§ Set task:
Each line of the data that includes the string "Stadtmagistrate" is to be copied out.

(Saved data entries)

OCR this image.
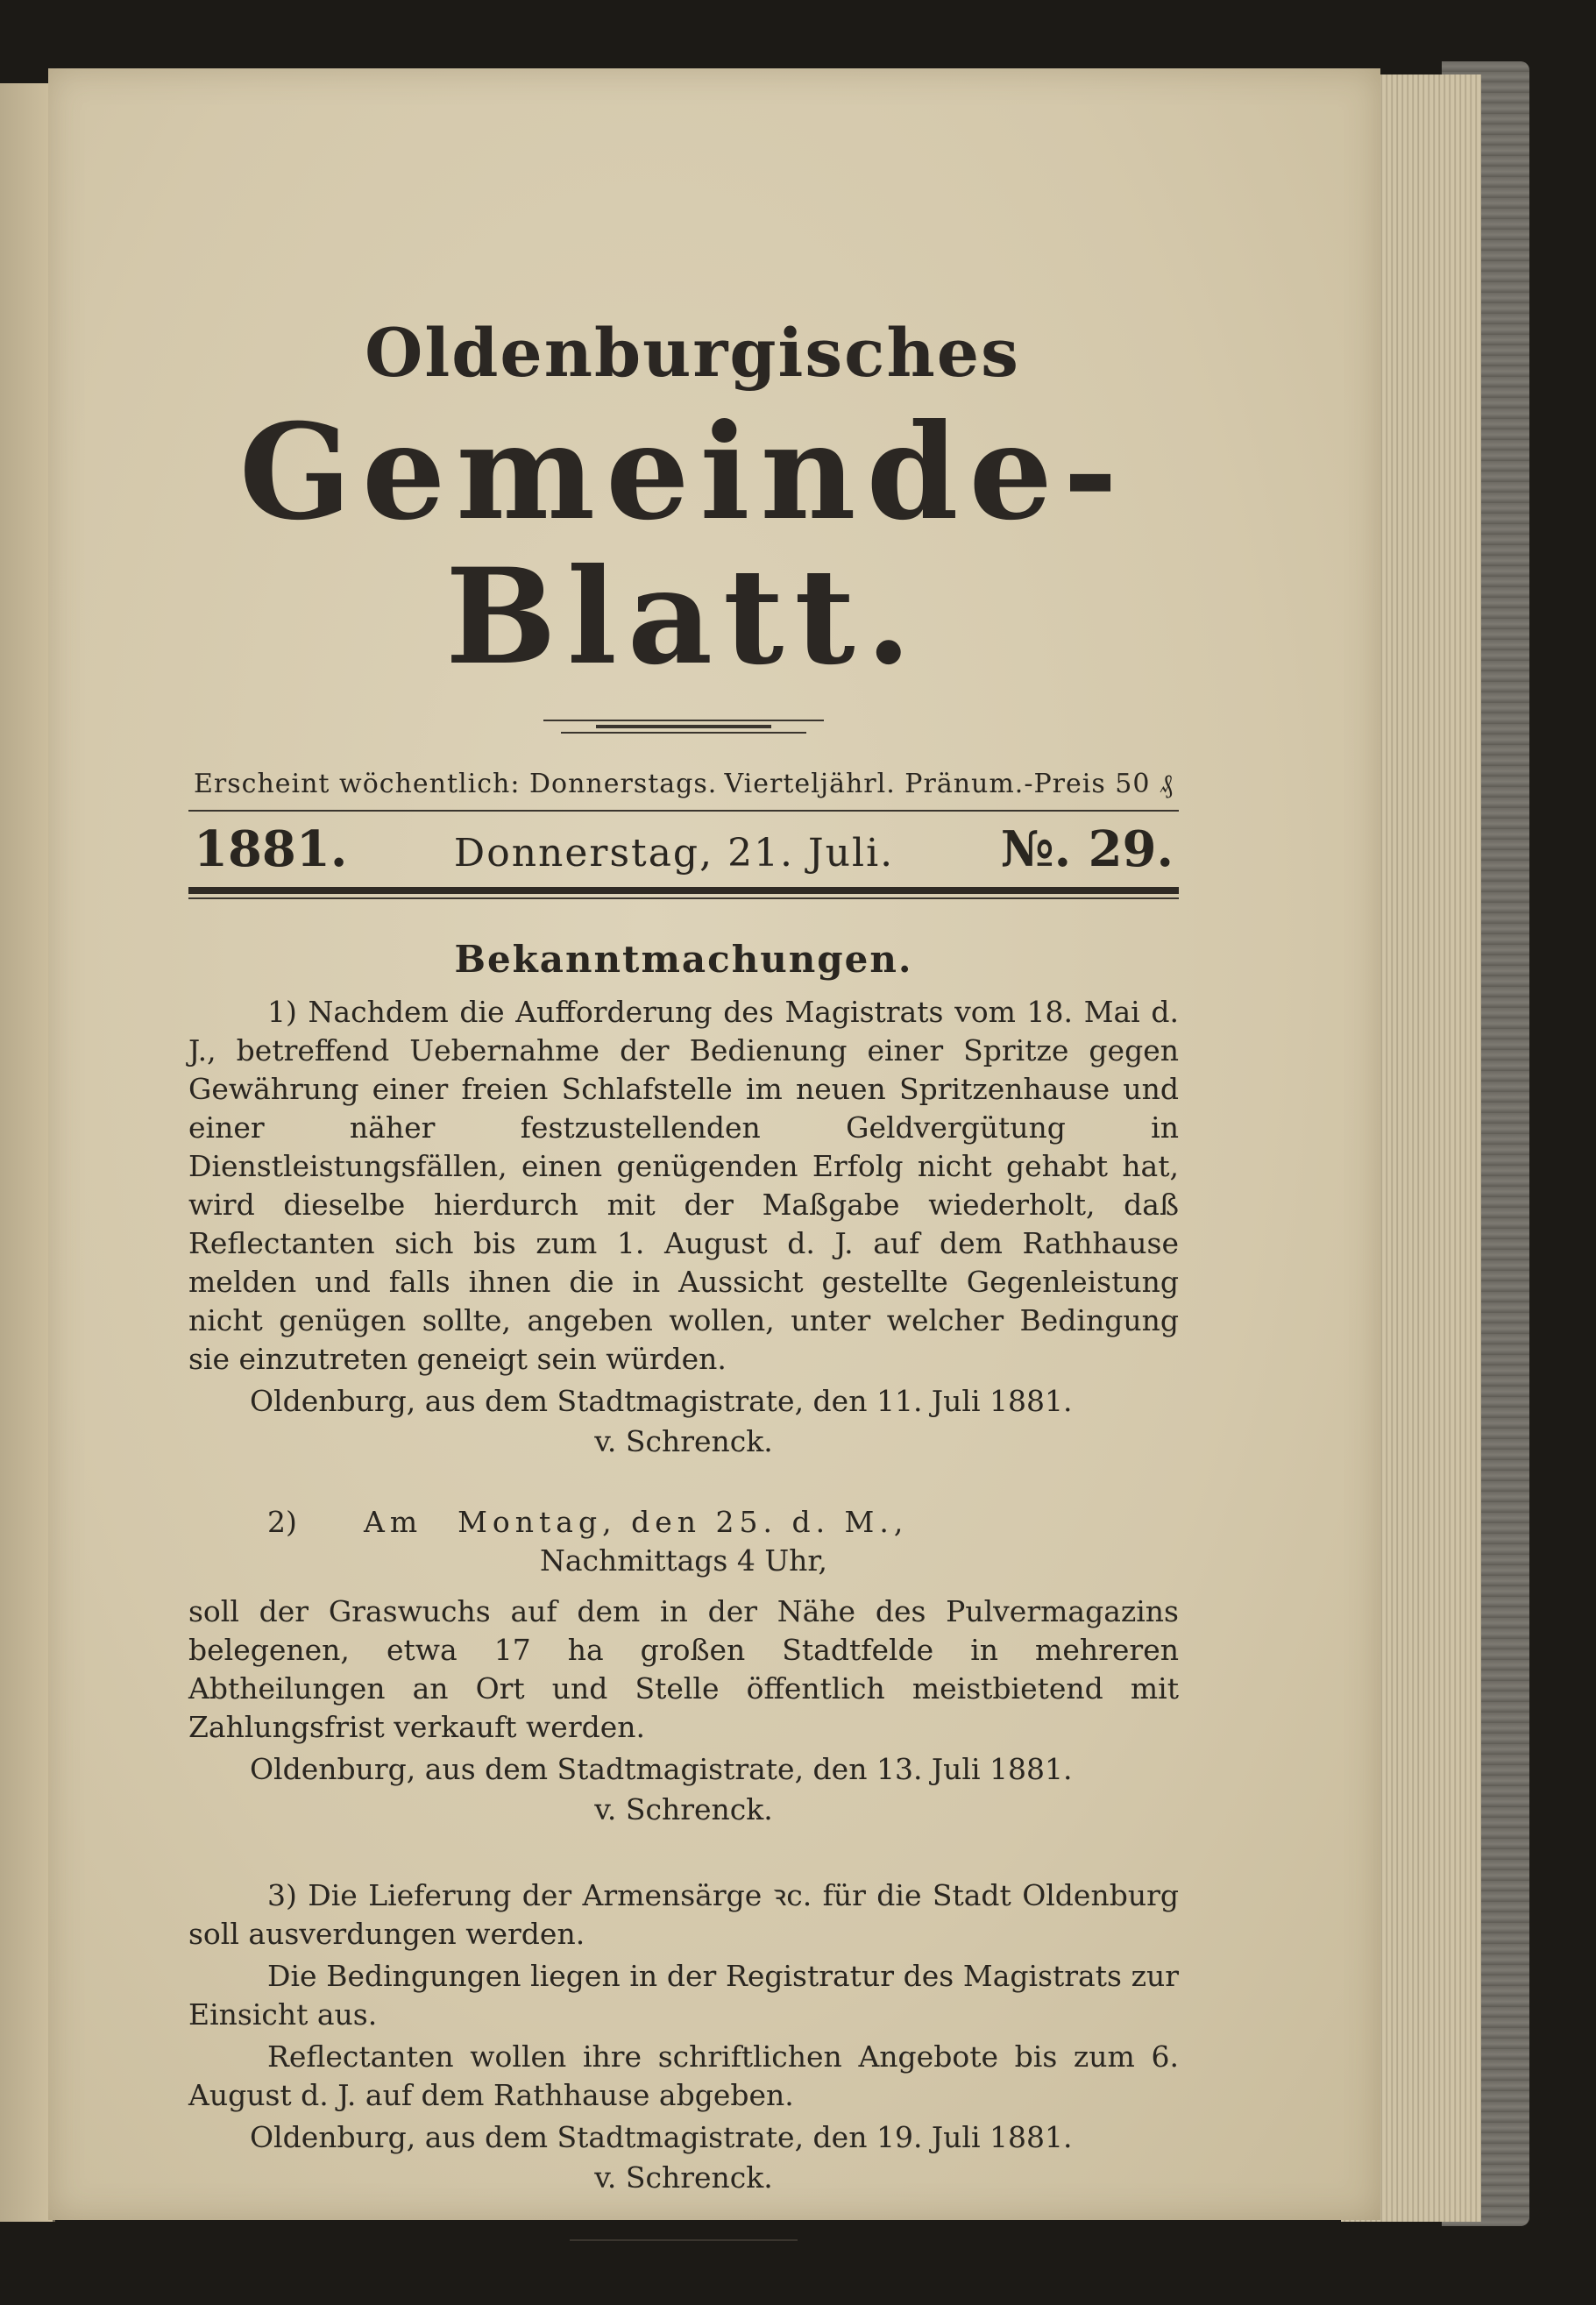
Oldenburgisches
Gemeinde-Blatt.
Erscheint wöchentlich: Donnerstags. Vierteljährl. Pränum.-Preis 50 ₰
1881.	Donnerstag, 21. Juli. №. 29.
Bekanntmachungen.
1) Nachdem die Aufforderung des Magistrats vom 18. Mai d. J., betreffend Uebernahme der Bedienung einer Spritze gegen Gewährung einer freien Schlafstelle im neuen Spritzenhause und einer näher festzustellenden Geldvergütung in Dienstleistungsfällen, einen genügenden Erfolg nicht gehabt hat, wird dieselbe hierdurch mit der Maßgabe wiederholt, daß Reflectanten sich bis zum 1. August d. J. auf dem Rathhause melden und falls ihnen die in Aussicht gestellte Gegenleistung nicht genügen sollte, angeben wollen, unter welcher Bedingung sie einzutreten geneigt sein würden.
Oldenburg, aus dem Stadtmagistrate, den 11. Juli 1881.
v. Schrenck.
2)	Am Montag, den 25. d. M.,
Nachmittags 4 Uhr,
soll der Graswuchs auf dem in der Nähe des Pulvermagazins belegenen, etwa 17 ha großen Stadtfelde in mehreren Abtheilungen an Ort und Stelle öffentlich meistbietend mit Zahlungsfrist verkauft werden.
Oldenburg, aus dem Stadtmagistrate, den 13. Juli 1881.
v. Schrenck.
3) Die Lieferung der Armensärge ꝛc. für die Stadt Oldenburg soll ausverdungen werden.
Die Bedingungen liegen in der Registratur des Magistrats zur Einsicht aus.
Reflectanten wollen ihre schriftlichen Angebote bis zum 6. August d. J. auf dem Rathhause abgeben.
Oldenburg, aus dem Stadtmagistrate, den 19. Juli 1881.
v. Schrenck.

§ Solution for this task:
Oldenburg, aus dem Stadtmagistrate, den 11. Juli 1881.
Oldenburg, aus dem Stadtmagistrate, den 13. Juli 1881.
Oldenburg, aus dem Stadtmagistrate, den 19. Juli 1881.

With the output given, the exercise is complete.